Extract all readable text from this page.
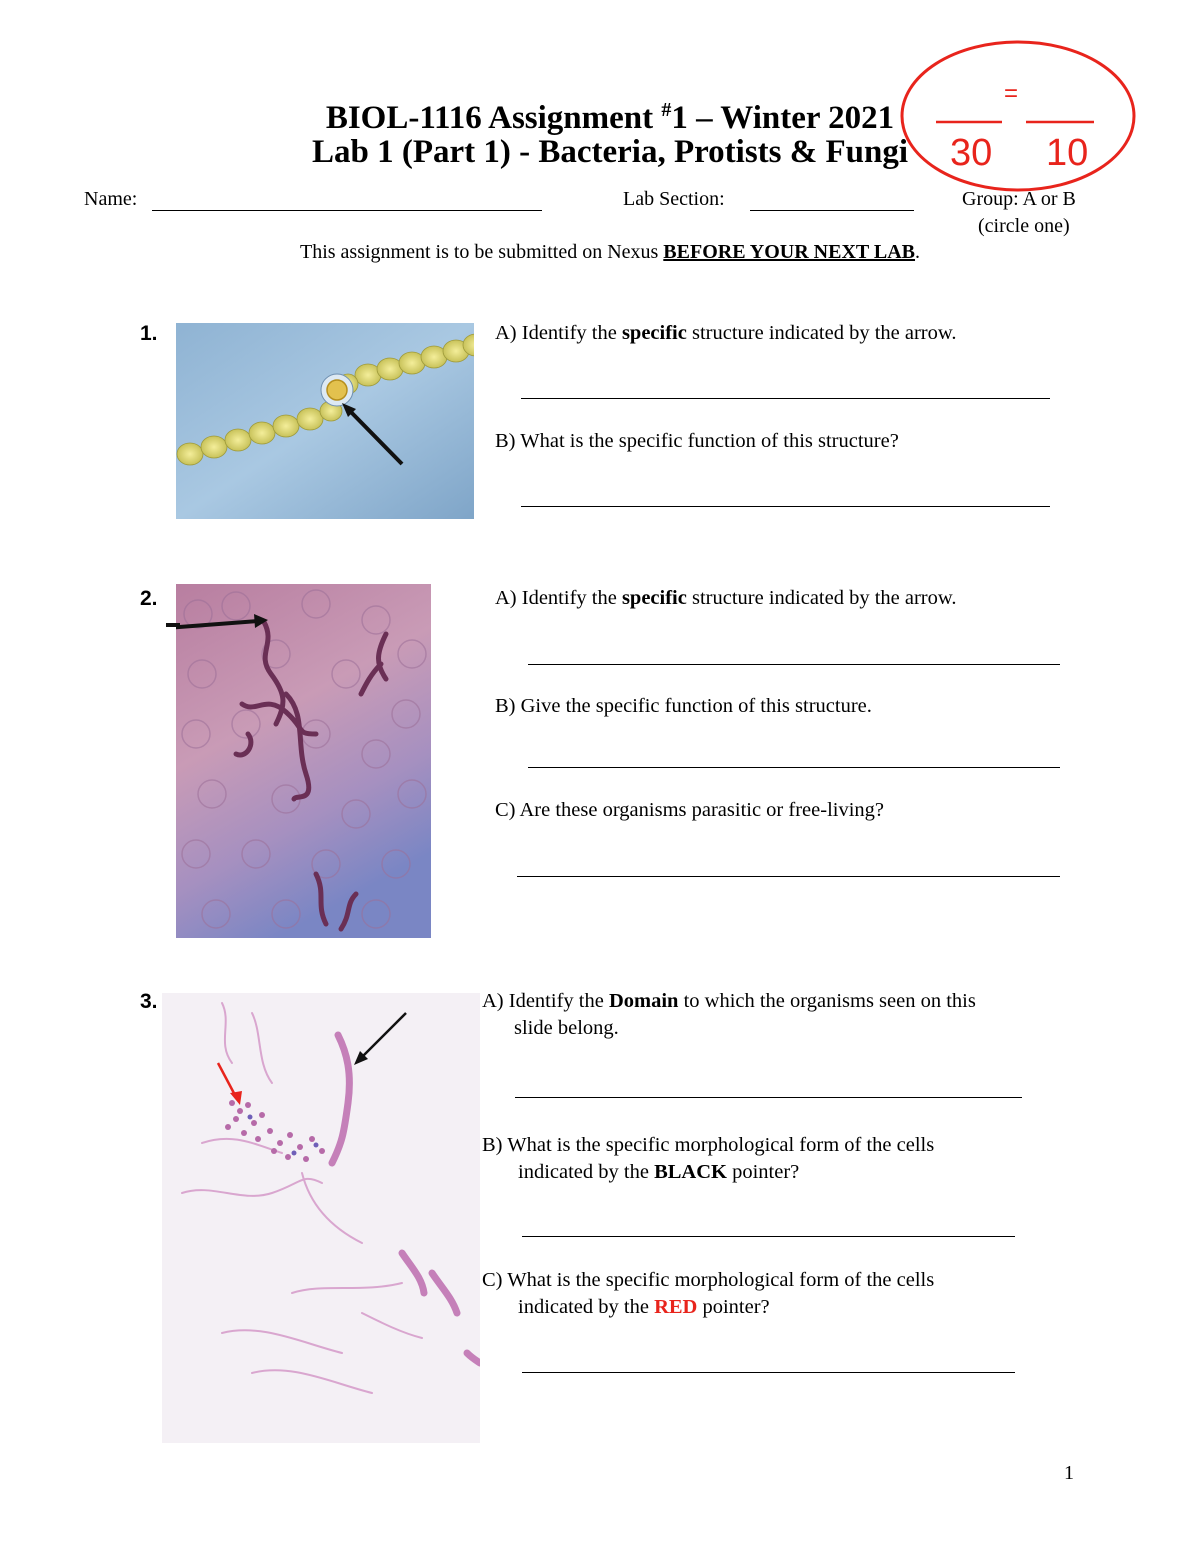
BIOL-1116 Assignment #1 – Winter 2021
Lab 1 (Part 1) - Bacteria, Protists & Fungi
=
30 10
Name:	Lab Section:	Group: A or B
(circle one)
This assignment is to be submitted on Nexus BEFORE YOUR NEXT LAB.
1.	A) Identify the specific structure indicated by the arrow.
B) What is the specific function of this structure?
2.	A) Identify the specific structure indicated by the arrow.
B) Give the specific function of this structure.
C) Are these organisms parasitic or free-living?
3.	A) Identify the Domain to which the organisms seen on this
slide belong.
B) What is the specific morphological form of the cells
indicated by the BLACK pointer?
C) What is the specific morphological form of the cells
indicated by the RED pointer?
1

■ **TASK GOAL**: Set down all of the material above exactly as written, leaving the pictures out.

■ **OUTPUT FOR THIS EXERCISE**:
Extract all readable text from this page.
BIOL-1116 Assignment #1 – Winter 2021
Lab 1 (Part 1) - Bacteria, Protists & Fungi
=
30 10
Name:	Lab Section:	Group: A or B
(circle one)
This assignment is to be submitted on Nexus BEFORE YOUR NEXT LAB.
1.	A) Identify the specific structure indicated by the arrow.
B) What is the specific function of this structure?
2.	A) Identify the specific structure indicated by the arrow.
B) Give the specific function of this structure.
C) Are these organisms parasitic or free-living?
3.	A) Identify the Domain to which the organisms seen on this
slide belong.
B) What is the specific morphological form of the cells
indicated by the BLACK pointer?
C) What is the specific morphological form of the cells
indicated by the RED pointer?
1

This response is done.